▸ What is needed:
Identify the lines containing the word "name". Copy each one.

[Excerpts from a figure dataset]
________

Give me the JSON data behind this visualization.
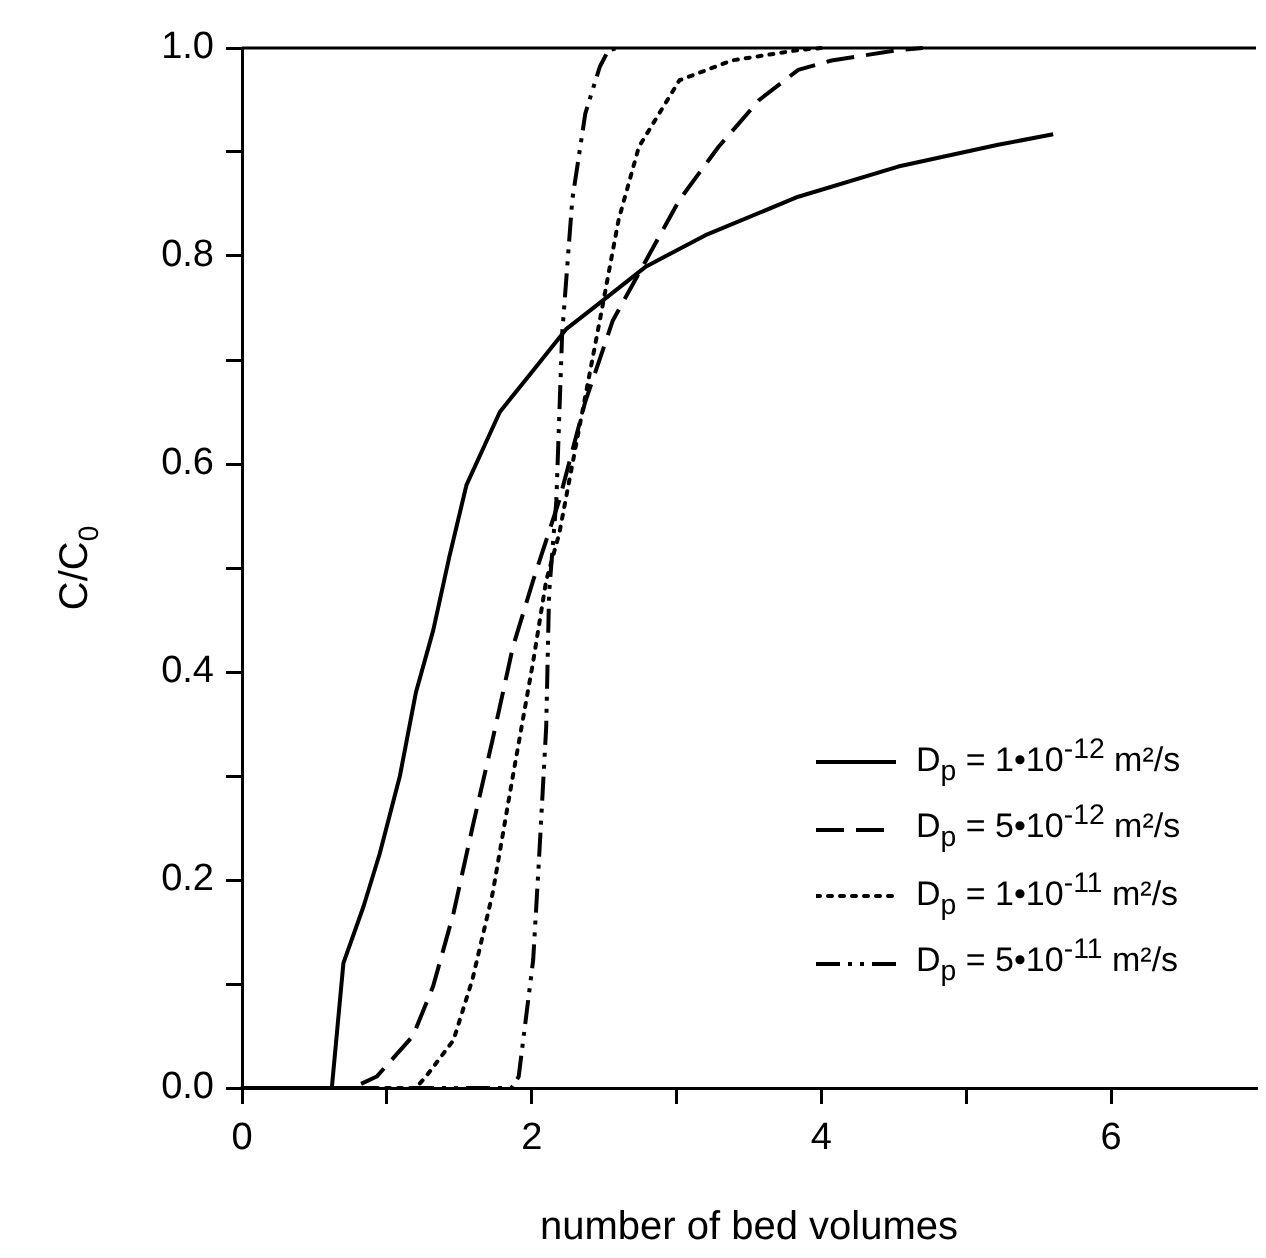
{
  "chart_data": {
    "type": "line",
    "xlabel": "number of bed volumes",
    "ylabel": "C/C$_{0}$",
    "xlim": [
      0,
      7
    ],
    "ylim": [
      0,
      1
    ],
    "xticks": [
      0,
      {
        "value": 1,
        "label": null
      },
      2,
      {
        "value": 3,
        "label": null
      },
      4,
      {
        "value": 5,
        "label": null
      },
      6
    ],
    "yticks": [
      {
        "value": 0,
        "label": "0.0"
      },
      {
        "value": 0.1,
        "label": null
      },
      {
        "value": 0.2,
        "label": "0.2"
      },
      {
        "value": 0.3,
        "label": null
      },
      {
        "value": 0.4,
        "label": "0.4"
      },
      {
        "value": 0.5,
        "label": null
      },
      {
        "value": 0.6,
        "label": "0.6"
      },
      {
        "value": 0.7,
        "label": null
      },
      {
        "value": 0.8,
        "label": "0.8"
      },
      {
        "value": 0.9,
        "label": null
      },
      {
        "value": 1,
        "label": "1.0"
      }
    ],
    "grid": false,
    "legend": "bottom right",
    "marker": "none",
    "series": [
      {
        "name": "D$_{p}$ = 1•10$^{-12}$ m²/s",
        "color": "#000000",
        "line_style": "solid",
        "x": [
          0,
          0.62,
          0.7,
          0.84,
          0.95,
          1.09,
          1.2,
          1.32,
          1.43,
          1.55,
          1.78,
          2.01,
          2.24,
          2.47,
          2.79,
          3.2,
          3.84,
          4.53,
          5.22,
          5.6
        ],
        "values": [
          0,
          0,
          0.12,
          0.175,
          0.225,
          0.3,
          0.38,
          0.44,
          0.51,
          0.58,
          0.65,
          0.69,
          0.73,
          0.755,
          0.79,
          0.82,
          0.857,
          0.886,
          0.907,
          0.917
        ]
      },
      {
        "name": "D$_{p}$ = 5•10$^{-12}$ m²/s",
        "color": "#000000",
        "line_style": "dashed",
        "x": [
          0,
          0.76,
          0.93,
          1.18,
          1.32,
          1.46,
          1.59,
          1.73,
          1.87,
          2.01,
          2.19,
          2.37,
          2.56,
          2.79,
          3.02,
          3.29,
          3.57,
          3.84,
          4.07,
          4.53,
          4.7
        ],
        "values": [
          0,
          0,
          0.011,
          0.05,
          0.098,
          0.168,
          0.25,
          0.335,
          0.424,
          0.488,
          0.565,
          0.66,
          0.738,
          0.796,
          0.854,
          0.905,
          0.95,
          0.979,
          0.988,
          0.998,
          1
        ]
      },
      {
        "name": "D$_{p}$ = 1•10$^{-11}$ m²/s",
        "color": "#000000",
        "line_style": "dotted",
        "x": [
          0,
          1.2,
          1.27,
          1.46,
          1.59,
          1.73,
          1.87,
          2.01,
          2.1,
          2.19,
          2.33,
          2.47,
          2.6,
          2.74,
          3.02,
          3.38,
          3.84,
          4.0
        ],
        "values": [
          0,
          0,
          0.011,
          0.046,
          0.104,
          0.187,
          0.3,
          0.41,
          0.488,
          0.533,
          0.636,
          0.738,
          0.835,
          0.905,
          0.969,
          0.988,
          0.998,
          1
        ]
      },
      {
        "name": "D$_{p}$ = 5•10$^{-11}$ m²/s",
        "color": "#000000",
        "line_style": "dashdot",
        "x": [
          0,
          1.86,
          1.91,
          2.01,
          2.05,
          2.1,
          2.12,
          2.17,
          2.21,
          2.28,
          2.37,
          2.47,
          2.53,
          2.6
        ],
        "values": [
          0,
          0,
          0.011,
          0.123,
          0.219,
          0.347,
          0.476,
          0.565,
          0.725,
          0.854,
          0.937,
          0.982,
          0.998,
          1
        ]
      }
    ]
  }
}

________

▸ Problem solution:
        "name": "D$_{p}$ = 1•10$^{-12}$ m²/s",
        "name": "D$_{p}$ = 5•10$^{-12}$ m²/s",
        "name": "D$_{p}$ = 1•10$^{-11}$ m²/s",
        "name": "D$_{p}$ = 5•10$^{-11}$ m²/s",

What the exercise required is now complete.